### Zu bearbeiten
A – Fassen Sie im Dokumenttext den Absatz, der mit „Für mich ist Paulus ein schönes Beispiel“ beginnt, knapper zusammen und behalten Sie dabei seine wesentlichen Aussagen bei.
B – Geben Sie den Dokumenttext von „Für mich ist“ bis „beschäftigt mich schon.“ wortgetreu aus.

### Dokumenttext
----------------------------------------
Das Neue Testament hat mich von Anfang an interessiert. Ich beschäftige mich in meiner Arbeit damit, wie Heil, Rechtfertigung und Heiligung im Römerbrief miteinander verknüpft sind. Mich begeistert, dass wir allein durch Gnade gerechtfertigt sind. Ich darf mein altes Leben ablegen und kann für Gott leben. Das gibt mir eine neue Identität und Gott kann mich prägen. Nach meiner Hochzeit im Sommer möchte ich die Arbeit gerne fertigstellen.

Haben Sie eine Lieblingsbibelgeschichte oder eine Lieblingsfigur?
Für mich ist Paulus ein schönes Beispiel, wie Gott seine Geschichte mit ihm schreibt. Durch seine Begegnung mit Jesus hat er Busse getan über sein altes Leben. Er bekam von Gott eine neue Identität und Jesus hat ihn in kurzer Zeit sehr stark verändert. Auf jeden Fall gehören die Paulus-Briefe zu meinen Lieblings-Passagen.

Gibt es auch eine wichtige Frage, auf die Sie noch keine Antwort haben?
Ja, warum Menschen mit so unterschiedlichen Voraussetzungen auf die Welt kommen und unterschiedliche Möglichkeiten haben. Gott leitet zwar alles. Aber manchmal würde ich schon gerne wissen, warum Menschen mehr leiden müssen als andere. Das beschäftigt mich schon.

Was kann der Fussballer Derflinger vom Theologen Derflinger lernen?
Ich glaube, als Fussballer kann ich täglich lernen, dass ich meinen Wert nicht aus meiner Leistung ziehe, sondern aus meiner Identität in Jesus. Deswegen kann ich im Profi-Geschäft mit einzelnen Situationen besser umgehen, wo es oft auf die Leistung des Einzelnen ankommt. Das muss ich mir immer wieder bewusst machen.

Ist Fussball ein Missionsfeld, um viele Menschen zu erreichen?
Das ist unabhängig davon, welchen Beruf man ausübt. Ich kann überall ein Licht für Gott sein, in dem wie ich rede oder mit Menschen umgehe. Klar kann ich als Fussballer vielleicht eine grössere Plattform bieten und mehr Menschen zu erreichen. Deswegen will ich meinen Glauben auch gerne offen leben.
----------------------------------------
### Bereitgestellte Angaben
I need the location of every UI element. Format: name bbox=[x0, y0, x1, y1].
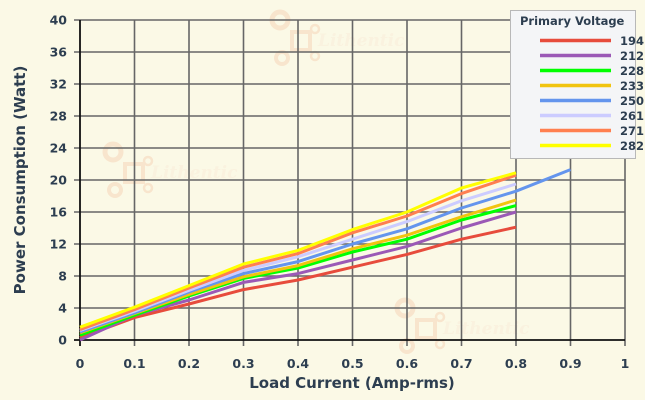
x-tick-label: 0.7 bbox=[450, 356, 472, 371]
x-tick-label: 0.8 bbox=[505, 356, 527, 371]
x-tick-label: 0.5 bbox=[341, 356, 363, 371]
legend-item: 250 bbox=[540, 94, 644, 108]
legend-label: 282 bbox=[620, 139, 644, 153]
tick-labels: 0 0.1 0.2 0.3 0.4 0.5 0.6 0.7 0.8 0.9 1 0 4 8 12 16 20 24… bbox=[50, 13, 630, 372]
legend-label: 212 bbox=[620, 49, 644, 63]
legend-title: Primary Voltage bbox=[520, 14, 625, 28]
watermark-text: Lithentic bbox=[150, 163, 238, 183]
y-tick-label: 20 bbox=[50, 173, 68, 188]
legend-item: 212 bbox=[540, 49, 644, 63]
series-line-271 bbox=[79, 173, 517, 332]
x-tick-label: 1 bbox=[621, 356, 630, 371]
legend-item: 228 bbox=[540, 64, 644, 78]
y-tick-label: 8 bbox=[58, 269, 67, 284]
series-line-261 bbox=[79, 182, 517, 332]
y-tick-label: 36 bbox=[50, 45, 68, 60]
legend-label: 250 bbox=[620, 94, 644, 108]
axes bbox=[74, 20, 625, 346]
watermark-logo: Lithentic bbox=[269, 9, 405, 66]
y-tick-label: 40 bbox=[50, 13, 68, 28]
y-tick-label: 0 bbox=[58, 333, 67, 348]
series-line-194 bbox=[79, 225, 517, 340]
series-line-282 bbox=[79, 171, 517, 329]
series-line-228 bbox=[79, 204, 517, 337]
y-tick-label: 32 bbox=[50, 77, 67, 92]
legend-item: 261 bbox=[540, 109, 644, 123]
legend-item: 271 bbox=[540, 124, 644, 138]
y-axis-label: Power Consumption (Watt) bbox=[11, 66, 29, 295]
y-tick-label: 16 bbox=[50, 205, 68, 220]
x-tick-label: 0.1 bbox=[123, 356, 145, 371]
y-tick-label: 4 bbox=[58, 301, 67, 316]
x-tick-label: 0.2 bbox=[178, 356, 200, 371]
watermark-text: Lithentic bbox=[317, 31, 405, 51]
legend-label: 261 bbox=[620, 109, 644, 123]
legend-label: 194 bbox=[620, 34, 644, 48]
y-tick-label: 24 bbox=[50, 141, 68, 156]
legend-item: 233 bbox=[540, 79, 644, 93]
x-tick-label: 0.6 bbox=[396, 356, 418, 371]
watermark-logo: Lithentic bbox=[102, 141, 238, 198]
legend-label: 233 bbox=[620, 79, 644, 93]
x-tick-label: 0.4 bbox=[287, 356, 309, 371]
x-tick-label: 0.9 bbox=[559, 356, 581, 371]
y-tick-label: 28 bbox=[50, 109, 67, 124]
legend-item: 282 bbox=[540, 139, 644, 153]
legend-label: 271 bbox=[620, 124, 644, 138]
series-lines bbox=[79, 168, 572, 342]
x-axis-label: Load Current (Amp-rms) bbox=[249, 374, 455, 392]
legend-label: 228 bbox=[620, 64, 644, 78]
legend-item: 194 bbox=[540, 34, 644, 48]
x-tick-label: 0.3 bbox=[232, 356, 254, 371]
watermark-text: Lithentic bbox=[442, 319, 530, 339]
y-tick-label: 12 bbox=[50, 237, 67, 252]
x-tick-label: 0 bbox=[76, 356, 85, 371]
----------------------------------------
### Lösungen nach Aufgaben
A – Paulus ist ein schönes Beispiel dafür, wie Gott seine Geschichte mit einem Menschen schreibt: Nach seiner Begegnung mit Jesus tat er Busse über sein altes Leben, bekam von Gott eine neue Identität und wurde von Jesus in kurzer Zeit stark verändert. Die Paulus-Briefe gehören zu meinen Lieblings-Passagen.

B –
Für mich ist Paulus ein schönes Beispiel, wie Gott seine Geschichte mit ihm schreibt. Durch seine Begegnung mit Jesus hat er Busse getan über sein altes Leben. Er bekam von Gott eine neue Identität und Jesus hat ihn in kurzer Zeit sehr stark verändert. Auf jeden Fall gehören die Paulus-Briefe zu meinen Lieblings-Passagen.

Gibt es auch eine wichtige Frage, auf die Sie noch keine Antwort haben?
Ja, warum Menschen mit so unterschiedlichen Voraussetzungen auf die Welt kommen und unterschiedliche Möglichkeiten haben. Gott leitet zwar alles. Aber manchmal würde ich schon gerne wissen, warum Menschen mehr leiden müssen als andere. Das beschäftigt mich schon.